─── RECORDS

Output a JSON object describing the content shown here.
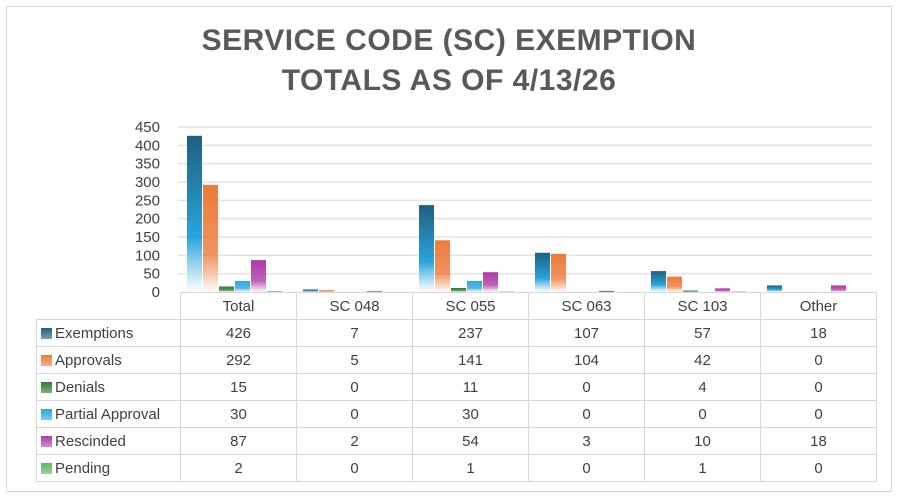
{
  "chart_data": {
    "type": "bar",
    "title_lines": [
      "SERVICE CODE (SC) EXEMPTION",
      "TOTALS AS OF  4/13/26"
    ],
    "categories": [
      "Total",
      "SC 048",
      "SC 055",
      "SC 063",
      "SC 103",
      "Other"
    ],
    "series": [
      {
        "name": "Exemptions",
        "color": "#1f5f7f",
        "values": [
          426,
          7,
          237,
          107,
          57,
          18
        ]
      },
      {
        "name": "Approvals",
        "color": "#ed7a3a",
        "values": [
          292,
          5,
          141,
          104,
          42,
          0
        ]
      },
      {
        "name": "Denials",
        "color": "#2e7d32",
        "values": [
          15,
          0,
          11,
          0,
          4,
          0
        ]
      },
      {
        "name": "Partial Approval",
        "color": "#29a8e0",
        "values": [
          30,
          0,
          30,
          0,
          0,
          0
        ]
      },
      {
        "name": "Rescinded",
        "color": "#b03aa8",
        "values": [
          87,
          2,
          54,
          3,
          10,
          18
        ]
      },
      {
        "name": "Pending",
        "color": "#5cb85c",
        "values": [
          2,
          0,
          1,
          0,
          1,
          0
        ]
      }
    ],
    "ylim": [
      0,
      450
    ],
    "yticks": [
      "0",
      "50",
      "100",
      "150",
      "200",
      "250",
      "300",
      "350",
      "400",
      "450"
    ],
    "grid": true,
    "legend": "data-table"
  }
}
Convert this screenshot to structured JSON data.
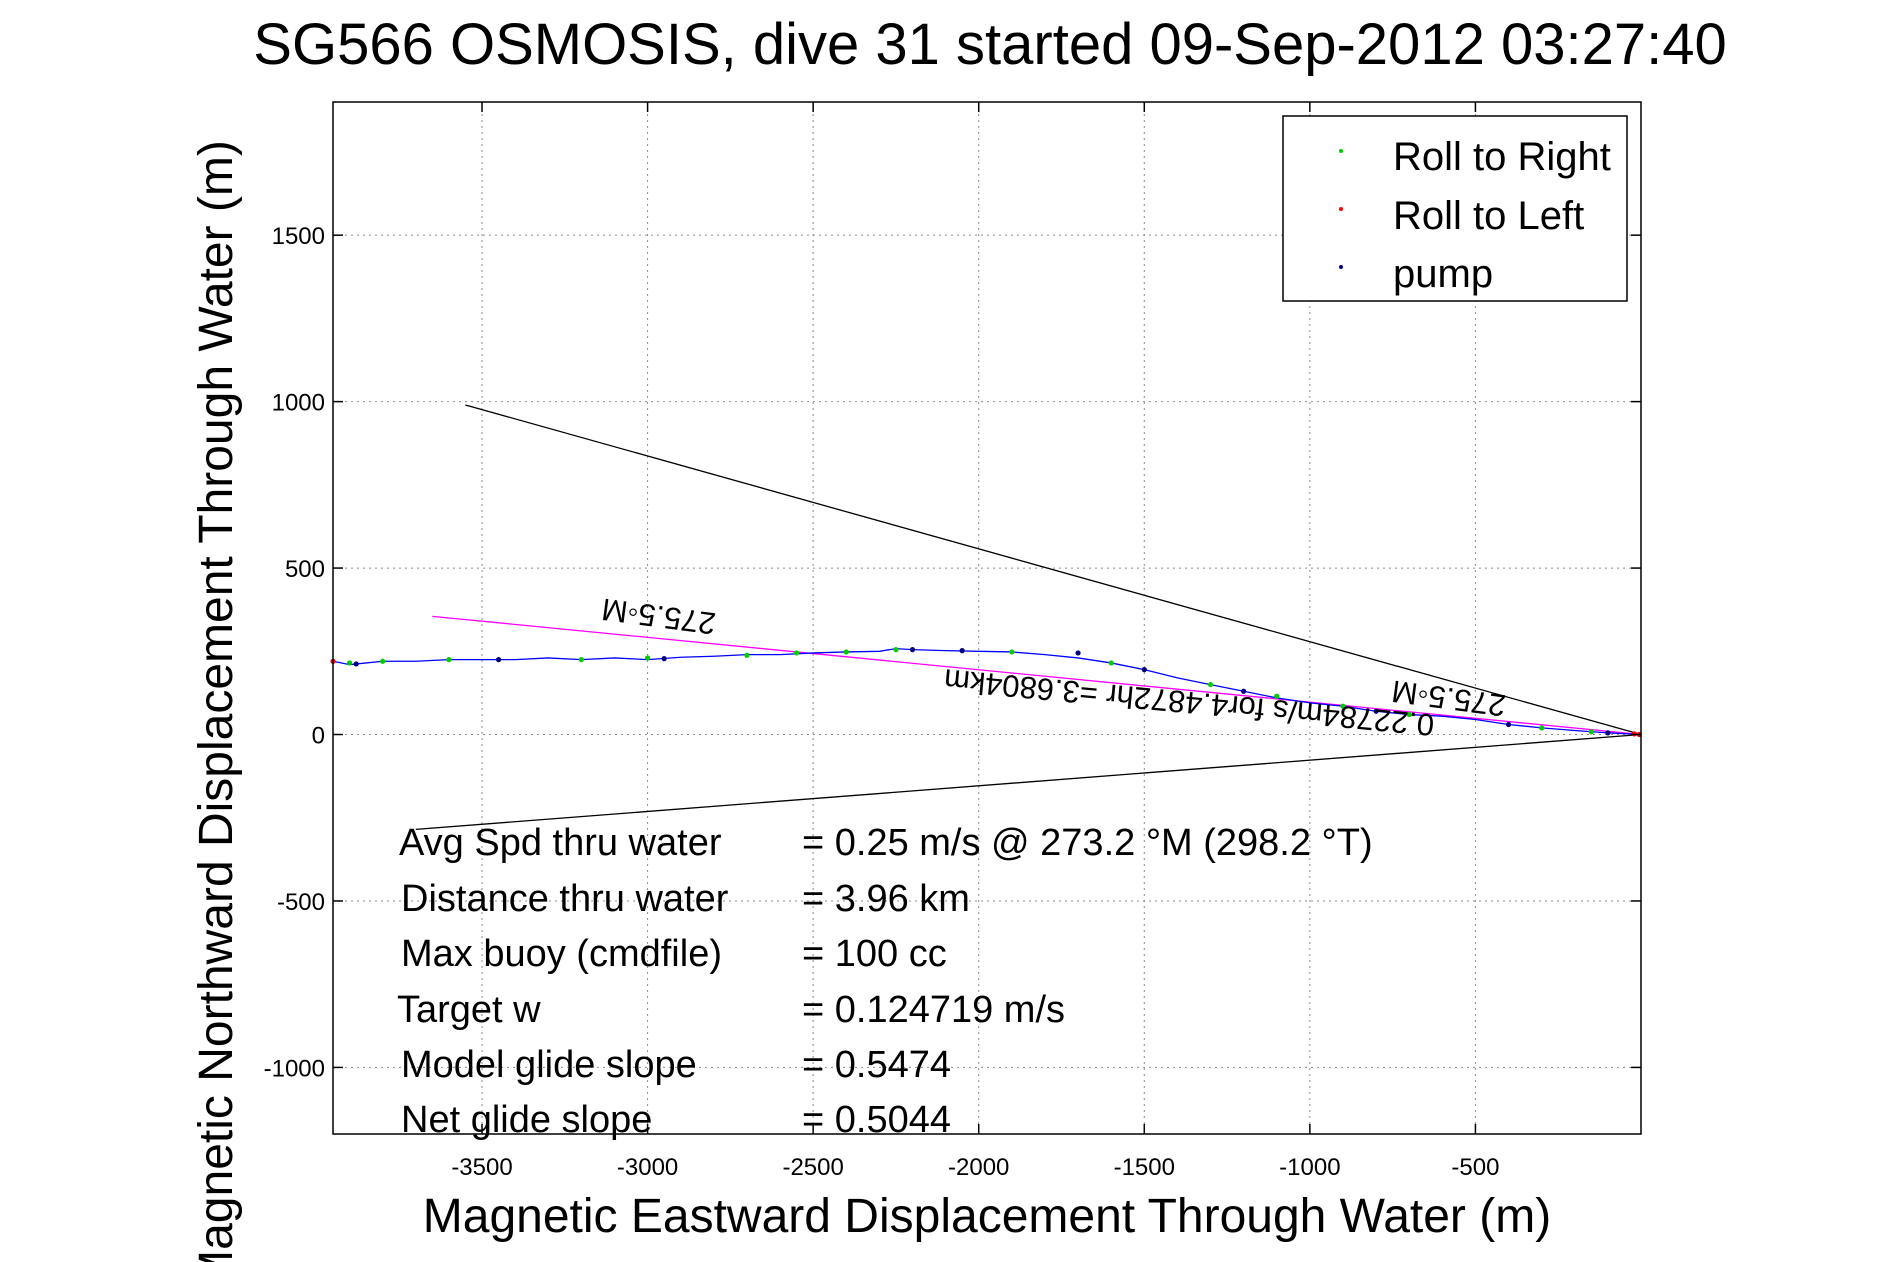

──────

PROBLEM TO WORK ON ->
Retype the entries word for word. Omit any images.

EXPECTED ANSWER ->
Output a JSON object describing the content shown here.
{
  "chart_data": {
    "type": "bar",
    "title_lines": [
      "SERVICE CODE (SC) EXEMPTION",
      "TOTALS AS OF  4/13/26"
    ],
    "categories": [
      "Total",
      "SC 048",
      "SC 055",
      "SC 063",
      "SC 103",
      "Other"
    ],
    "series": [
      {
        "name": "Exemptions",
        "color": "#1f5f7f",
        "values": [
          426,
          7,
          237,
          107,
          57,
          18
        ]
      },
      {
        "name": "Approvals",
        "color": "#ed7a3a",
        "values": [
          292,
          5,
          141,
          104,
          42,
          0
        ]
      },
      {
        "name": "Denials",
        "color": "#2e7d32",
        "values": [
          15,
          0,
          11,
          0,
          4,
          0
        ]
      },
      {
        "name": "Partial Approval",
        "color": "#29a8e0",
        "values": [
          30,
          0,
          30,
          0,
          0,
          0
        ]
      },
      {
        "name": "Rescinded",
        "color": "#b03aa8",
        "values": [
          87,
          2,
          54,
          3,
          10,
          18
        ]
      },
      {
        "name": "Pending",
        "color": "#5cb85c",
        "values": [
          2,
          0,
          1,
          0,
          1,
          0
        ]
      }
    ],
    "ylim": [
      0,
      450
    ],
    "yticks": [
      "0",
      "50",
      "100",
      "150",
      "200",
      "250",
      "300",
      "350",
      "400",
      "450"
    ],
    "grid": true,
    "legend": "data-table"
  }
}
Convert this screenshot to structured JSON data.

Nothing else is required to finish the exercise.